▸ Supplied data
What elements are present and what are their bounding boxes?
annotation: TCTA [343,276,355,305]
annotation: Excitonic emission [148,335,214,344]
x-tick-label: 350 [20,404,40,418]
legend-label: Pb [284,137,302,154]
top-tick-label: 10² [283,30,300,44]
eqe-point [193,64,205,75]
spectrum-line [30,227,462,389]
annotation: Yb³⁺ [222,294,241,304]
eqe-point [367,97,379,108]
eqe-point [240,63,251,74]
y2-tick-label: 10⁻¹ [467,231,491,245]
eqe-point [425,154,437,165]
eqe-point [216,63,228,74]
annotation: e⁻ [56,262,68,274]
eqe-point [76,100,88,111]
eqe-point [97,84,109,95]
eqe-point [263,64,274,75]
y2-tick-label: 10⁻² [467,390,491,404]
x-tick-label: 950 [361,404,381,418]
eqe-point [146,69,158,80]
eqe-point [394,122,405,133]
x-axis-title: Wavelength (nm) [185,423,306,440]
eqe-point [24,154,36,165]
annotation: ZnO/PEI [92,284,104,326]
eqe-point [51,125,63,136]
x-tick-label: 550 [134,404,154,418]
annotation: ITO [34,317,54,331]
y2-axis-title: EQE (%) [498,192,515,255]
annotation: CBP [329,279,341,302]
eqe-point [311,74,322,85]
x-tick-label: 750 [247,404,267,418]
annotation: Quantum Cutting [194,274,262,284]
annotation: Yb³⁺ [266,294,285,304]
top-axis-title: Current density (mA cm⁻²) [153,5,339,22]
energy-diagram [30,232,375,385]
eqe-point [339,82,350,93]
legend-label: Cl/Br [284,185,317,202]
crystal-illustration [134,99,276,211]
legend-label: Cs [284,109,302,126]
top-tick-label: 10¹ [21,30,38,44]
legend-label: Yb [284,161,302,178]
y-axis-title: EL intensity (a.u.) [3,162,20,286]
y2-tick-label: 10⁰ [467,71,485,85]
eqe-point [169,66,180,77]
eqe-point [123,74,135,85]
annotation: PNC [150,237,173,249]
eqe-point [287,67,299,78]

▸ Exercise brief
Reproduce every line of the records above word for word, without changing any wording, number, or symbol.

▸ Task result
What elements are present and what are their bounding boxes?
annotation: TCTA [343,276,355,305]
annotation: Excitonic emission [148,335,214,344]
x-tick-label: 350 [20,404,40,418]
legend-label: Pb [284,137,302,154]
top-tick-label: 10² [283,30,300,44]
eqe-point [193,64,205,75]
spectrum-line [30,227,462,389]
annotation: Yb³⁺ [222,294,241,304]
eqe-point [367,97,379,108]
eqe-point [240,63,251,74]
y2-tick-label: 10⁻¹ [467,231,491,245]
eqe-point [425,154,437,165]
eqe-point [216,63,228,74]
annotation: e⁻ [56,262,68,274]
eqe-point [76,100,88,111]
eqe-point [97,84,109,95]
eqe-point [263,64,274,75]
y2-tick-label: 10⁻² [467,390,491,404]
x-tick-label: 950 [361,404,381,418]
eqe-point [146,69,158,80]
eqe-point [394,122,405,133]
x-axis-title: Wavelength (nm) [185,423,306,440]
eqe-point [24,154,36,165]
annotation: ZnO/PEI [92,284,104,326]
eqe-point [51,125,63,136]
x-tick-label: 550 [134,404,154,418]
annotation: ITO [34,317,54,331]
y2-axis-title: EQE (%) [498,192,515,255]
annotation: CBP [329,279,341,302]
eqe-point [311,74,322,85]
x-tick-label: 750 [247,404,267,418]
annotation: Quantum Cutting [194,274,262,284]
annotation: Yb³⁺ [266,294,285,304]
top-axis-title: Current density (mA cm⁻²) [153,5,339,22]
energy-diagram [30,232,375,385]
eqe-point [339,82,350,93]
legend-label: Cl/Br [284,185,317,202]
crystal-illustration [134,99,276,211]
legend-label: Cs [284,109,302,126]
top-tick-label: 10¹ [21,30,38,44]
legend-label: Yb [284,161,302,178]
y-axis-title: EL intensity (a.u.) [3,162,20,286]
y2-tick-label: 10⁰ [467,71,485,85]
eqe-point [169,66,180,77]
eqe-point [123,74,135,85]
annotation: PNC [150,237,173,249]
eqe-point [287,67,299,78]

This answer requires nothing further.